Data listing:

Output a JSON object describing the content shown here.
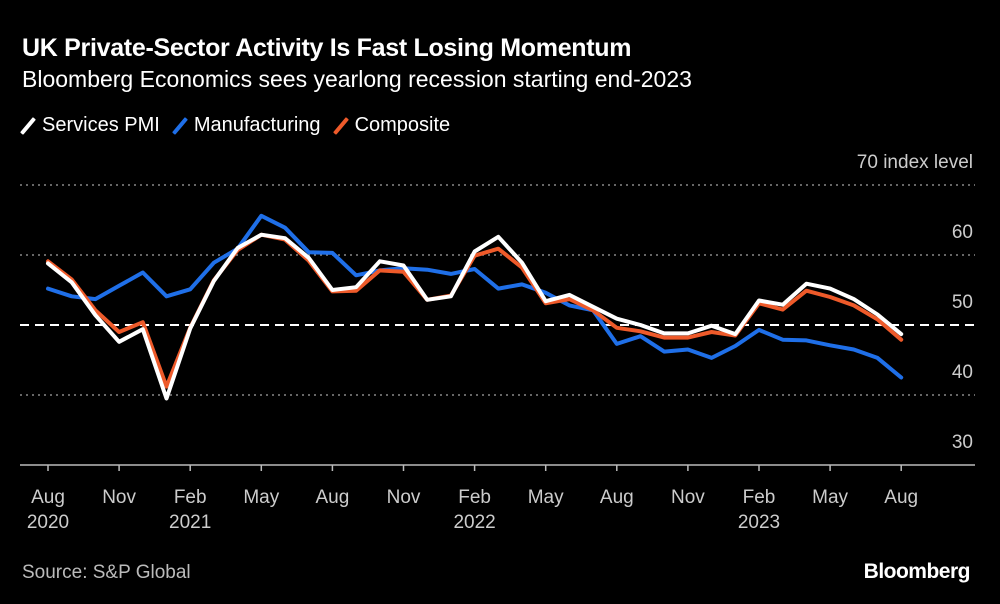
{
  "title": "UK Private-Sector Activity Is Fast Losing Momentum",
  "subtitle": "Bloomberg Economics sees yearlong recession starting end-2023",
  "source": "Source: S&P Global",
  "logo": "Bloomberg",
  "chart_data": {
    "type": "line",
    "ylabel_unit": "index level",
    "ylim": [
      30,
      70
    ],
    "yticks": [
      70,
      60,
      50,
      40,
      30
    ],
    "ytick_labels": [
      "70 index level",
      "60",
      "50",
      "40",
      "30"
    ],
    "reference_line": 50,
    "x": [
      "2020-08",
      "2020-09",
      "2020-10",
      "2020-11",
      "2020-12",
      "2021-01",
      "2021-02",
      "2021-03",
      "2021-04",
      "2021-05",
      "2021-06",
      "2021-07",
      "2021-08",
      "2021-09",
      "2021-10",
      "2021-11",
      "2021-12",
      "2022-01",
      "2022-02",
      "2022-03",
      "2022-04",
      "2022-05",
      "2022-06",
      "2022-07",
      "2022-08",
      "2022-09",
      "2022-10",
      "2022-11",
      "2022-12",
      "2023-01",
      "2023-02",
      "2023-03",
      "2023-04",
      "2023-05",
      "2023-06",
      "2023-07",
      "2023-08"
    ],
    "xtick_labels": [
      {
        "month": "Aug",
        "year": "2020"
      },
      {
        "month": "Nov",
        "year": ""
      },
      {
        "month": "Feb",
        "year": "2021"
      },
      {
        "month": "May",
        "year": ""
      },
      {
        "month": "Aug",
        "year": ""
      },
      {
        "month": "Nov",
        "year": ""
      },
      {
        "month": "Feb",
        "year": "2022"
      },
      {
        "month": "May",
        "year": ""
      },
      {
        "month": "Aug",
        "year": ""
      },
      {
        "month": "Nov",
        "year": ""
      },
      {
        "month": "Feb",
        "year": "2023"
      },
      {
        "month": "May",
        "year": ""
      },
      {
        "month": "Aug",
        "year": ""
      }
    ],
    "legend_position": "top-left",
    "series": [
      {
        "name": "Manufacturing",
        "color": "#1f6fe8",
        "values": [
          55.2,
          54.1,
          53.7,
          55.6,
          57.5,
          54.1,
          55.1,
          58.9,
          60.9,
          65.6,
          63.9,
          60.4,
          60.3,
          57.1,
          57.8,
          58.1,
          57.9,
          57.3,
          58.0,
          55.2,
          55.8,
          54.6,
          52.8,
          52.1,
          47.3,
          48.4,
          46.2,
          46.5,
          45.3,
          47.0,
          49.3,
          47.9,
          47.8,
          47.1,
          46.5,
          45.3,
          42.5
        ]
      },
      {
        "name": "Composite",
        "color": "#ee5a2a",
        "values": [
          59.1,
          56.5,
          52.1,
          49.0,
          50.4,
          41.2,
          49.6,
          56.4,
          60.7,
          62.9,
          62.2,
          59.2,
          54.8,
          54.9,
          57.8,
          57.6,
          53.6,
          54.2,
          59.9,
          60.9,
          58.2,
          53.1,
          53.7,
          52.1,
          49.6,
          49.1,
          48.2,
          48.2,
          49.0,
          48.5,
          53.1,
          52.2,
          54.9,
          54.0,
          52.8,
          50.8,
          47.9
        ]
      },
      {
        "name": "Services PMI",
        "color": "#ffffff",
        "values": [
          58.8,
          56.1,
          51.4,
          47.6,
          49.4,
          39.5,
          49.5,
          56.3,
          61.0,
          62.9,
          62.4,
          59.6,
          55.0,
          55.4,
          59.1,
          58.5,
          53.6,
          54.1,
          60.5,
          62.6,
          58.9,
          53.4,
          54.3,
          52.6,
          50.9,
          50.0,
          48.8,
          48.8,
          49.9,
          48.7,
          53.5,
          52.9,
          55.9,
          55.2,
          53.7,
          51.5,
          48.7
        ]
      }
    ]
  }
}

PROBLEM REQUIREMENTS: Pull every line containing "name" from the data.

SOLUTION:
        "name": "Manufacturing",
        "name": "Composite",
        "name": "Services PMI",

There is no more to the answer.